» **TO DO**: Return each line containing the string "recursos".

---*---

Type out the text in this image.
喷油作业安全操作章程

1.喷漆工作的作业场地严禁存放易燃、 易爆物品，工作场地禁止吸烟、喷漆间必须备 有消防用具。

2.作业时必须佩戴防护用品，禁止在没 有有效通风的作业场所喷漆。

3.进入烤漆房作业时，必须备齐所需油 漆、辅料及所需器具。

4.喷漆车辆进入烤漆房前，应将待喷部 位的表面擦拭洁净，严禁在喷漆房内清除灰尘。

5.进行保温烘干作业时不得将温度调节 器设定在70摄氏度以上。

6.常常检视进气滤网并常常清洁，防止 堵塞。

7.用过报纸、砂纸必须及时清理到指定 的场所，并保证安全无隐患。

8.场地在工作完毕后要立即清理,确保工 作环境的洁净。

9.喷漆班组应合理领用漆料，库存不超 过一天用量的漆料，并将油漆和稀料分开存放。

---*---

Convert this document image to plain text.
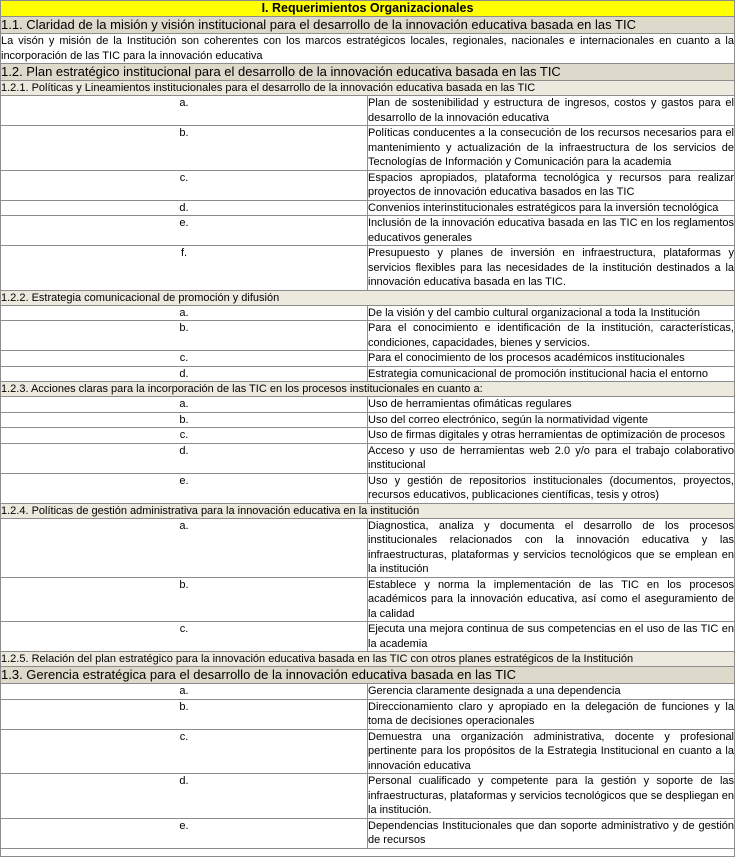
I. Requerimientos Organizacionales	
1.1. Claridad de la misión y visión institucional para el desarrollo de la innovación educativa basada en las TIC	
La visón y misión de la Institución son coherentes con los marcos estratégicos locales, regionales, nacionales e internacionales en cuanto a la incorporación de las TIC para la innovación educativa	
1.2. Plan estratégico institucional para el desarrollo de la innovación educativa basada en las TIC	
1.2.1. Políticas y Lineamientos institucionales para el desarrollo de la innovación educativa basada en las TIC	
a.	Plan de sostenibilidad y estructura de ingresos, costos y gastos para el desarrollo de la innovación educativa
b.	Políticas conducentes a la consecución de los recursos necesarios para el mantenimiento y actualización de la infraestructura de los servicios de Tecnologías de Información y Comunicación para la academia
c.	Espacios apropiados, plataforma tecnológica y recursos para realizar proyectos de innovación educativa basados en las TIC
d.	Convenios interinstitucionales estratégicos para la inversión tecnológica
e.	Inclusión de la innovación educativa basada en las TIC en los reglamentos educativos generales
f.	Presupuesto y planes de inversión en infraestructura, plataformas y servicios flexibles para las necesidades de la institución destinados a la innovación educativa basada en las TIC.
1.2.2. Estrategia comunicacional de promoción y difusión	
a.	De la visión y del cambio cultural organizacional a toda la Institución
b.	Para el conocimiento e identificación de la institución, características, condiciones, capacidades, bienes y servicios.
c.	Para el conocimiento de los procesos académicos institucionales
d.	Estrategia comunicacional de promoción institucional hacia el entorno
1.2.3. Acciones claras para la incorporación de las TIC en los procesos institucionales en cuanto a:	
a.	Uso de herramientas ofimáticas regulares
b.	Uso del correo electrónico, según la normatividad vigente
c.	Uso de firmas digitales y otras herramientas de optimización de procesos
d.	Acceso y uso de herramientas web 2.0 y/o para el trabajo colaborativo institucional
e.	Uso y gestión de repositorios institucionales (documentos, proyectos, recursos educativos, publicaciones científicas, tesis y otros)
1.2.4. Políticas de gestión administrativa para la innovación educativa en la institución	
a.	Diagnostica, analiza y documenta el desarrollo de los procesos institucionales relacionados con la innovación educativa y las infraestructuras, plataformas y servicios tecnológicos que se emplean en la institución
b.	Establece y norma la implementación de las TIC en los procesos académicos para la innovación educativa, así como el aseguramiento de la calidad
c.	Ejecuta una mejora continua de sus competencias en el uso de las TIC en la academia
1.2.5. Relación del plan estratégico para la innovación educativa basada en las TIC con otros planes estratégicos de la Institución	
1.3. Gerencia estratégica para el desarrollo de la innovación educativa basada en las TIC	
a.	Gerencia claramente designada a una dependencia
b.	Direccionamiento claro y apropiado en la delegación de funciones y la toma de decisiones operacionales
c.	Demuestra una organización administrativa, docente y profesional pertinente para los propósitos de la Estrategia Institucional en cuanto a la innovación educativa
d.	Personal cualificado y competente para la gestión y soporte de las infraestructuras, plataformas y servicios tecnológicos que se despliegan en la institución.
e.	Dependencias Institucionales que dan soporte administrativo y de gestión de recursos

---*---

» **SOLUTION TO THIS TASK**:
b.	Políticas conducentes a la consecución de los recursos necesarios para el mantenimiento y actualización de la infraestructura de los servicios de Tecnologías de Información y Comunicación para la academia
c.	Espacios apropiados, plataforma tecnológica y recursos para realizar proyectos de innovación educativa basados en las TIC
e.	Uso y gestión de repositorios institucionales (documentos, proyectos, recursos educativos, publicaciones científicas, tesis y otros)
e.	Dependencias Institucionales que dan soporte administrativo y de gestión de recursos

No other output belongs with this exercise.